** Begin **
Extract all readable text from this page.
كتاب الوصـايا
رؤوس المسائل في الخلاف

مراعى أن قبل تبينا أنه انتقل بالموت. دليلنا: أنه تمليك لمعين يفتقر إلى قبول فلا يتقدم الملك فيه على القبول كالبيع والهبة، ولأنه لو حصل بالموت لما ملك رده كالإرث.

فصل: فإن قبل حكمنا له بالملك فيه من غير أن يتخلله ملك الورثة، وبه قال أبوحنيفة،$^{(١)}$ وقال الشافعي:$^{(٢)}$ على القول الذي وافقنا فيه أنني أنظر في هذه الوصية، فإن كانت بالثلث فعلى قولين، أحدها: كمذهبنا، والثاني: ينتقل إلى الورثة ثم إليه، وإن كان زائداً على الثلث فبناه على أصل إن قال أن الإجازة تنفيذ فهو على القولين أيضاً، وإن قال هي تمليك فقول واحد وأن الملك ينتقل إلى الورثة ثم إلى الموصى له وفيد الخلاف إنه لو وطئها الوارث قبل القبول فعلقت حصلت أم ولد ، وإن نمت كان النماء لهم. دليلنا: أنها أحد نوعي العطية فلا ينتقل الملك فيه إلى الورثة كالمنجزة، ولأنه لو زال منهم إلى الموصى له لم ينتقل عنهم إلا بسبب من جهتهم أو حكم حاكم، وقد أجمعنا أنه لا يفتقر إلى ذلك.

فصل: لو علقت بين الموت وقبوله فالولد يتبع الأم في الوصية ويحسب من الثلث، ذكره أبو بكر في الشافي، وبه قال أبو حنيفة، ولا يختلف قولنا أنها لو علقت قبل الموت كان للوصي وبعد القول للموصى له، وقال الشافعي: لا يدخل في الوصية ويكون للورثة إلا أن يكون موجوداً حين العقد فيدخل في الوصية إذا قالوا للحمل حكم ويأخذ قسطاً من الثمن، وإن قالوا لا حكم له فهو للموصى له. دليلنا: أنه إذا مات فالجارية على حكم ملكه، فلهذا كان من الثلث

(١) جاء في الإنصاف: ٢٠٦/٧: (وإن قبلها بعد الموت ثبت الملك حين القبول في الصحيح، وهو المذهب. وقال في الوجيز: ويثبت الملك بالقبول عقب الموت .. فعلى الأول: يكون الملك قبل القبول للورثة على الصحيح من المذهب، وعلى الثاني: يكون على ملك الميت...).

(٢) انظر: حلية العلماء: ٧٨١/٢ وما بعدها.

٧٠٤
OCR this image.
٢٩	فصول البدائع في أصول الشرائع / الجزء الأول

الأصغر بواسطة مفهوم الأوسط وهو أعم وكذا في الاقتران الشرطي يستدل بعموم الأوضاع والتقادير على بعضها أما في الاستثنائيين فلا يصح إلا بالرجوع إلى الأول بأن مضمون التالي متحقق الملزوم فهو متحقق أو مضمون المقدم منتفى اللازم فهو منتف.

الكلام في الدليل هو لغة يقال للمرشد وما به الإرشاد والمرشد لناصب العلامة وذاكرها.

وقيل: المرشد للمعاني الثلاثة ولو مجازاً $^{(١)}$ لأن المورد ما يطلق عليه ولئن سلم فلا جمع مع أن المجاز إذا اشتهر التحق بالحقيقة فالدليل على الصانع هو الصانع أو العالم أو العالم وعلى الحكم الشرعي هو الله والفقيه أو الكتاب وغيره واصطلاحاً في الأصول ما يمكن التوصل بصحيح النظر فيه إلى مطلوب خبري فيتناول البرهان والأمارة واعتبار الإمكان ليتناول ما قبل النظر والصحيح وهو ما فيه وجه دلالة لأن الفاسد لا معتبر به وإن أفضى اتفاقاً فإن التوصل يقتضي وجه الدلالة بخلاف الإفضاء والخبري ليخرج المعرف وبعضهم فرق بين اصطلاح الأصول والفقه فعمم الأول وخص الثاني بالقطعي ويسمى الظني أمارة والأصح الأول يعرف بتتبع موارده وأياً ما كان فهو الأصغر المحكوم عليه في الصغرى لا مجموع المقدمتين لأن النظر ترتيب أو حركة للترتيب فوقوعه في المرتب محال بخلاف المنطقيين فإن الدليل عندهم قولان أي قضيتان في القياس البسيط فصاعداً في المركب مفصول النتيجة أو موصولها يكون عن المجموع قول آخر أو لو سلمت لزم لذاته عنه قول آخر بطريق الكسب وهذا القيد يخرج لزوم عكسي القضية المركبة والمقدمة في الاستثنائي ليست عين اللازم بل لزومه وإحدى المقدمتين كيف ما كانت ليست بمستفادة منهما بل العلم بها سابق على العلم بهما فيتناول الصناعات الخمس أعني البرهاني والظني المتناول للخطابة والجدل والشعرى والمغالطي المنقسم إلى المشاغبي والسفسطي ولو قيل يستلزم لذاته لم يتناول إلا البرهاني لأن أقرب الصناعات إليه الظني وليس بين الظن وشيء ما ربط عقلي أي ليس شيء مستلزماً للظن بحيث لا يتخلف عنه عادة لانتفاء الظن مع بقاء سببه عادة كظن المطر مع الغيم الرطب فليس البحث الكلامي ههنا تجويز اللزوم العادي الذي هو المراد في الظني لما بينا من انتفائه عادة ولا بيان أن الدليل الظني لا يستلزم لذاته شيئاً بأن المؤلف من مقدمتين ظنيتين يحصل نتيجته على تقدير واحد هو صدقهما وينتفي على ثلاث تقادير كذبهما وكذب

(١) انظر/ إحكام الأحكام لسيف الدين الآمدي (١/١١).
** End **
Do this
Extract every line containing the string "يفتقر" from the data above.

Answer to this task
مراعى أن قبل تبينا أنه انتقل بالموت. دليلنا: أنه تمليك لمعين يفتقر إلى قبول فلا يتقدم الملك فيه على القبول كالبيع والهبة، ولأنه لو حصل بالموت لما ملك رده كالإرث.
فصل: فإن قبل حكمنا له بالملك فيه من غير أن يتخلله ملك الورثة، وبه قال أبوحنيفة،$^{(١)}$ وقال الشافعي:$^{(٢)}$ على القول الذي وافقنا فيه أنني أنظر في هذه الوصية، فإن كانت بالثلث فعلى قولين، أحدها: كمذهبنا، والثاني: ينتقل إلى الورثة ثم إليه، وإن كان زائداً على الثلث فبناه على أصل إن قال أن الإجازة تنفيذ فهو على القولين أيضاً، وإن قال هي تمليك فقول واحد وأن الملك ينتقل إلى الورثة ثم إلى الموصى له وفيد الخلاف إنه لو وطئها الوارث قبل القبول فعلقت حصلت أم ولد ، وإن نمت كان النماء لهم. دليلنا: أنها أحد نوعي العطية فلا ينتقل الملك فيه إلى الورثة كالمنجزة، ولأنه لو زال منهم إلى الموصى له لم ينتقل عنهم إلا بسبب من جهتهم أو حكم حاكم، وقد أجمعنا أنه لا يفتقر إلى ذلك.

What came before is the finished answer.